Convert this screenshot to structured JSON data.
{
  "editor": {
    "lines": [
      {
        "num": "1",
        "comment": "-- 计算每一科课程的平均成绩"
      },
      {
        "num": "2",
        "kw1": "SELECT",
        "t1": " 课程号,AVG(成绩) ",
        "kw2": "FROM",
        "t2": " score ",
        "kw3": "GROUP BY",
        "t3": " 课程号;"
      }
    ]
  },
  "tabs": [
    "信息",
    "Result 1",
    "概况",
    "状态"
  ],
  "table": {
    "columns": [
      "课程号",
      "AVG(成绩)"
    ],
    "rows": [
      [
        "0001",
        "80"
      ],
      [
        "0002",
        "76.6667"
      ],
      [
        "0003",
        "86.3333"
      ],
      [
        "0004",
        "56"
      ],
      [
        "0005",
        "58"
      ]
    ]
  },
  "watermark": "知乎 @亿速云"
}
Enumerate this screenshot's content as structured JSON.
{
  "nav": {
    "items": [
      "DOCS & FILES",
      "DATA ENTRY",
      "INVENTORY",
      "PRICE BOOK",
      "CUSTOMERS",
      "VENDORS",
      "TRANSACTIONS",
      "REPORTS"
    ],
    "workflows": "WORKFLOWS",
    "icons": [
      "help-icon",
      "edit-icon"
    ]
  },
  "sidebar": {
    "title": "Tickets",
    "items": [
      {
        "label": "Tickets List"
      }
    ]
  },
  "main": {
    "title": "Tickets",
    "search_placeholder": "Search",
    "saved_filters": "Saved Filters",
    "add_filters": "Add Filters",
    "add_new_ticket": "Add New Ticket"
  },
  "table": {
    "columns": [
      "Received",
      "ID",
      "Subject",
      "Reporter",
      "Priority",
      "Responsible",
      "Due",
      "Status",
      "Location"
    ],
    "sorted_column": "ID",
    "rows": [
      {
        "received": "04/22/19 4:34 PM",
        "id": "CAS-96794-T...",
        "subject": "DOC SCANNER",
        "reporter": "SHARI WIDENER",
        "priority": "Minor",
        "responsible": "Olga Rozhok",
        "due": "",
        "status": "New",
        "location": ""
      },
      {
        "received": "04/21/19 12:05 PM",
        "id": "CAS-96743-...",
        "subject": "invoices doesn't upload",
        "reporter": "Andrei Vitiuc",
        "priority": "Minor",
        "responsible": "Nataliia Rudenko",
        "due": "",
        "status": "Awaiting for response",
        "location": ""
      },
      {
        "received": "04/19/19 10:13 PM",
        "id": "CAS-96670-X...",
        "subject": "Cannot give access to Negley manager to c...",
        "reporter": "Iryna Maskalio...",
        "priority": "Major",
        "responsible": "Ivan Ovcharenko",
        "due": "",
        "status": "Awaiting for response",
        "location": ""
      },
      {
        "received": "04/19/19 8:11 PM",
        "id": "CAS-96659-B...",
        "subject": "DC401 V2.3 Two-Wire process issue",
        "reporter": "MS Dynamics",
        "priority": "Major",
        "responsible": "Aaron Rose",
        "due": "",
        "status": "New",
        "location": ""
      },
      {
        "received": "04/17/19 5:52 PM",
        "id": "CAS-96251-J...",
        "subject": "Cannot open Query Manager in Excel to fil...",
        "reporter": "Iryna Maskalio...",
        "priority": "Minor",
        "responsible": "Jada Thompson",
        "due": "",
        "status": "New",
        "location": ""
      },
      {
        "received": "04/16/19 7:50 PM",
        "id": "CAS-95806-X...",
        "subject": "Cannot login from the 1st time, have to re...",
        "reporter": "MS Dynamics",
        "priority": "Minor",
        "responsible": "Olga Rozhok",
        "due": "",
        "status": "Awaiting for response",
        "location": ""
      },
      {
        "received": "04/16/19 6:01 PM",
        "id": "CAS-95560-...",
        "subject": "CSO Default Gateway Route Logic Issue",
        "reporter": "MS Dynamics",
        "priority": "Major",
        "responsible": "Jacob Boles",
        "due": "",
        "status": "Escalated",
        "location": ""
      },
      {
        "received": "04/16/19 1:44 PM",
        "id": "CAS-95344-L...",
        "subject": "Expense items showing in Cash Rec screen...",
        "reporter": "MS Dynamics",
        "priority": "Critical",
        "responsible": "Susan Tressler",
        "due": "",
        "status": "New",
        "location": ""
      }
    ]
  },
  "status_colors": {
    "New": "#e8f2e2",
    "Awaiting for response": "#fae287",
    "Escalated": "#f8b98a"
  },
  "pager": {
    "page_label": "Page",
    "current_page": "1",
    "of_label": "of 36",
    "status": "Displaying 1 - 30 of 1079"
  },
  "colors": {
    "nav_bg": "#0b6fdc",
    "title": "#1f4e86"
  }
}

########

- Stated goal -
Extract all of the data shown above and repeat it verbatim.

- Solution for this exercise -
Convert this screenshot to structured JSON data.
{
  "editor": {
    "lines": [
      {
        "num": "1",
        "comment": "-- 计算每一科课程的平均成绩"
      },
      {
        "num": "2",
        "kw1": "SELECT",
        "t1": " 课程号,AVG(成绩) ",
        "kw2": "FROM",
        "t2": " score ",
        "kw3": "GROUP BY",
        "t3": " 课程号;"
      }
    ]
  },
  "tabs": [
    "信息",
    "Result 1",
    "概况",
    "状态"
  ],
  "table": {
    "columns": [
      "课程号",
      "AVG(成绩)"
    ],
    "rows": [
      [
        "0001",
        "80"
      ],
      [
        "0002",
        "76.6667"
      ],
      [
        "0003",
        "86.3333"
      ],
      [
        "0004",
        "56"
      ],
      [
        "0005",
        "58"
      ]
    ]
  },
  "watermark": "知乎 @亿速云"
}
Enumerate this screenshot's content as structured JSON.
{
  "nav": {
    "items": [
      "DOCS & FILES",
      "DATA ENTRY",
      "INVENTORY",
      "PRICE BOOK",
      "CUSTOMERS",
      "VENDORS",
      "TRANSACTIONS",
      "REPORTS"
    ],
    "workflows": "WORKFLOWS",
    "icons": [
      "help-icon",
      "edit-icon"
    ]
  },
  "sidebar": {
    "title": "Tickets",
    "items": [
      {
        "label": "Tickets List"
      }
    ]
  },
  "main": {
    "title": "Tickets",
    "search_placeholder": "Search",
    "saved_filters": "Saved Filters",
    "add_filters": "Add Filters",
    "add_new_ticket": "Add New Ticket"
  },
  "table": {
    "columns": [
      "Received",
      "ID",
      "Subject",
      "Reporter",
      "Priority",
      "Responsible",
      "Due",
      "Status",
      "Location"
    ],
    "sorted_column": "ID",
    "rows": [
      {
        "received": "04/22/19 4:34 PM",
        "id": "CAS-96794-T...",
        "subject": "DOC SCANNER",
        "reporter": "SHARI WIDENER",
        "priority": "Minor",
        "responsible": "Olga Rozhok",
        "due": "",
        "status": "New",
        "location": ""
      },
      {
        "received": "04/21/19 12:05 PM",
        "id": "CAS-96743-...",
        "subject": "invoices doesn't upload",
        "reporter": "Andrei Vitiuc",
        "priority": "Minor",
        "responsible": "Nataliia Rudenko",
        "due": "",
        "status": "Awaiting for response",
        "location": ""
      },
      {
        "received": "04/19/19 10:13 PM",
        "id": "CAS-96670-X...",
        "subject": "Cannot give access to Negley manager to c...",
        "reporter": "Iryna Maskalio...",
        "priority": "Major",
        "responsible": "Ivan Ovcharenko",
        "due": "",
        "status": "Awaiting for response",
        "location": ""
      },
      {
        "received": "04/19/19 8:11 PM",
        "id": "CAS-96659-B...",
        "subject": "DC401 V2.3 Two-Wire process issue",
        "reporter": "MS Dynamics",
        "priority": "Major",
        "responsible": "Aaron Rose",
        "due": "",
        "status": "New",
        "location": ""
      },
      {
        "received": "04/17/19 5:52 PM",
        "id": "CAS-96251-J...",
        "subject": "Cannot open Query Manager in Excel to fil...",
        "reporter": "Iryna Maskalio...",
        "priority": "Minor",
        "responsible": "Jada Thompson",
        "due": "",
        "status": "New",
        "location": ""
      },
      {
        "received": "04/16/19 7:50 PM",
        "id": "CAS-95806-X...",
        "subject": "Cannot login from the 1st time, have to re...",
        "reporter": "MS Dynamics",
        "priority": "Minor",
        "responsible": "Olga Rozhok",
        "due": "",
        "status": "Awaiting for response",
        "location": ""
      },
      {
        "received": "04/16/19 6:01 PM",
        "id": "CAS-95560-...",
        "subject": "CSO Default Gateway Route Logic Issue",
        "reporter": "MS Dynamics",
        "priority": "Major",
        "responsible": "Jacob Boles",
        "due": "",
        "status": "Escalated",
        "location": ""
      },
      {
        "received": "04/16/19 1:44 PM",
        "id": "CAS-95344-L...",
        "subject": "Expense items showing in Cash Rec screen...",
        "reporter": "MS Dynamics",
        "priority": "Critical",
        "responsible": "Susan Tressler",
        "due": "",
        "status": "New",
        "location": ""
      }
    ]
  },
  "status_colors": {
    "New": "#e8f2e2",
    "Awaiting for response": "#fae287",
    "Escalated": "#f8b98a"
  },
  "pager": {
    "page_label": "Page",
    "current_page": "1",
    "of_label": "of 36",
    "status": "Displaying 1 - 30 of 1079"
  },
  "colors": {
    "nav_bg": "#0b6fdc",
    "title": "#1f4e86"
  }
}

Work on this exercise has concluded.